┏━━
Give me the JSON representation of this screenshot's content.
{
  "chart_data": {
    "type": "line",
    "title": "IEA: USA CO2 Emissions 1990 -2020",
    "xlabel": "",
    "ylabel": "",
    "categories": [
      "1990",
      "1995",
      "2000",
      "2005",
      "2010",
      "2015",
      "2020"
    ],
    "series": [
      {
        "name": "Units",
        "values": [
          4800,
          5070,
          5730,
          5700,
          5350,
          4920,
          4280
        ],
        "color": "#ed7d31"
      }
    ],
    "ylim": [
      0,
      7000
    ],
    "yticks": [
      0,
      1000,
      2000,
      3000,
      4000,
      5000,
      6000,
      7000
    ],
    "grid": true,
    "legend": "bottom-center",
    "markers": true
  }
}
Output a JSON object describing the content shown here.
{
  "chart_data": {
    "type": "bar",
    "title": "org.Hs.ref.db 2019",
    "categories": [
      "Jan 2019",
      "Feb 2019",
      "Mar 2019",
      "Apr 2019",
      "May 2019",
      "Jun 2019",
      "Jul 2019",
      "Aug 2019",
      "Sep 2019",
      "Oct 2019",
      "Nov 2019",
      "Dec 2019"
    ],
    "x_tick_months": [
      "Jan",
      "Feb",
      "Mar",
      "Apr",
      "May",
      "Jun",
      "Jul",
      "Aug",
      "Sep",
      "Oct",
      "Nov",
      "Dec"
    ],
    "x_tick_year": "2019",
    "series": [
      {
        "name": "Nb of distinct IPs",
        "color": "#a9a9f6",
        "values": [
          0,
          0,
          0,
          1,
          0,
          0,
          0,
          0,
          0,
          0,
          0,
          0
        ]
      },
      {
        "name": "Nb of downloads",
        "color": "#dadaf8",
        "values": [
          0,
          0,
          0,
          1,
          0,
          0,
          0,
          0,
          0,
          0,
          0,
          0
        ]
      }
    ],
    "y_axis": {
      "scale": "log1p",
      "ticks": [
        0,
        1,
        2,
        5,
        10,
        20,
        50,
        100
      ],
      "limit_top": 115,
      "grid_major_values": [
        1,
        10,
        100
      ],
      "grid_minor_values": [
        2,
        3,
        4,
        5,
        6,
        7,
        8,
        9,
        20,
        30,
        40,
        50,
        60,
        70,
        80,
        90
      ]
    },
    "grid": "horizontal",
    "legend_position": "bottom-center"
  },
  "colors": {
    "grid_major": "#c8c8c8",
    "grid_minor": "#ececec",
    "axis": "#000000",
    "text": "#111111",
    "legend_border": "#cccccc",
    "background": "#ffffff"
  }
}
┗━━
**TASK DETAILS**:
Repeat the data precisely, reproducing every entry.

**TASK RESULT**:
Give me the JSON representation of this screenshot's content.
{
  "chart_data": {
    "type": "line",
    "title": "IEA: USA CO2 Emissions 1990 -2020",
    "xlabel": "",
    "ylabel": "",
    "categories": [
      "1990",
      "1995",
      "2000",
      "2005",
      "2010",
      "2015",
      "2020"
    ],
    "series": [
      {
        "name": "Units",
        "values": [
          4800,
          5070,
          5730,
          5700,
          5350,
          4920,
          4280
        ],
        "color": "#ed7d31"
      }
    ],
    "ylim": [
      0,
      7000
    ],
    "yticks": [
      0,
      1000,
      2000,
      3000,
      4000,
      5000,
      6000,
      7000
    ],
    "grid": true,
    "legend": "bottom-center",
    "markers": true
  }
}
Output a JSON object describing the content shown here.
{
  "chart_data": {
    "type": "bar",
    "title": "org.Hs.ref.db 2019",
    "categories": [
      "Jan 2019",
      "Feb 2019",
      "Mar 2019",
      "Apr 2019",
      "May 2019",
      "Jun 2019",
      "Jul 2019",
      "Aug 2019",
      "Sep 2019",
      "Oct 2019",
      "Nov 2019",
      "Dec 2019"
    ],
    "x_tick_months": [
      "Jan",
      "Feb",
      "Mar",
      "Apr",
      "May",
      "Jun",
      "Jul",
      "Aug",
      "Sep",
      "Oct",
      "Nov",
      "Dec"
    ],
    "x_tick_year": "2019",
    "series": [
      {
        "name": "Nb of distinct IPs",
        "color": "#a9a9f6",
        "values": [
          0,
          0,
          0,
          1,
          0,
          0,
          0,
          0,
          0,
          0,
          0,
          0
        ]
      },
      {
        "name": "Nb of downloads",
        "color": "#dadaf8",
        "values": [
          0,
          0,
          0,
          1,
          0,
          0,
          0,
          0,
          0,
          0,
          0,
          0
        ]
      }
    ],
    "y_axis": {
      "scale": "log1p",
      "ticks": [
        0,
        1,
        2,
        5,
        10,
        20,
        50,
        100
      ],
      "limit_top": 115,
      "grid_major_values": [
        1,
        10,
        100
      ],
      "grid_minor_values": [
        2,
        3,
        4,
        5,
        6,
        7,
        8,
        9,
        20,
        30,
        40,
        50,
        60,
        70,
        80,
        90
      ]
    },
    "grid": "horizontal",
    "legend_position": "bottom-center"
  },
  "colors": {
    "grid_major": "#c8c8c8",
    "grid_minor": "#ececec",
    "axis": "#000000",
    "text": "#111111",
    "legend_border": "#cccccc",
    "background": "#ffffff"
  }
}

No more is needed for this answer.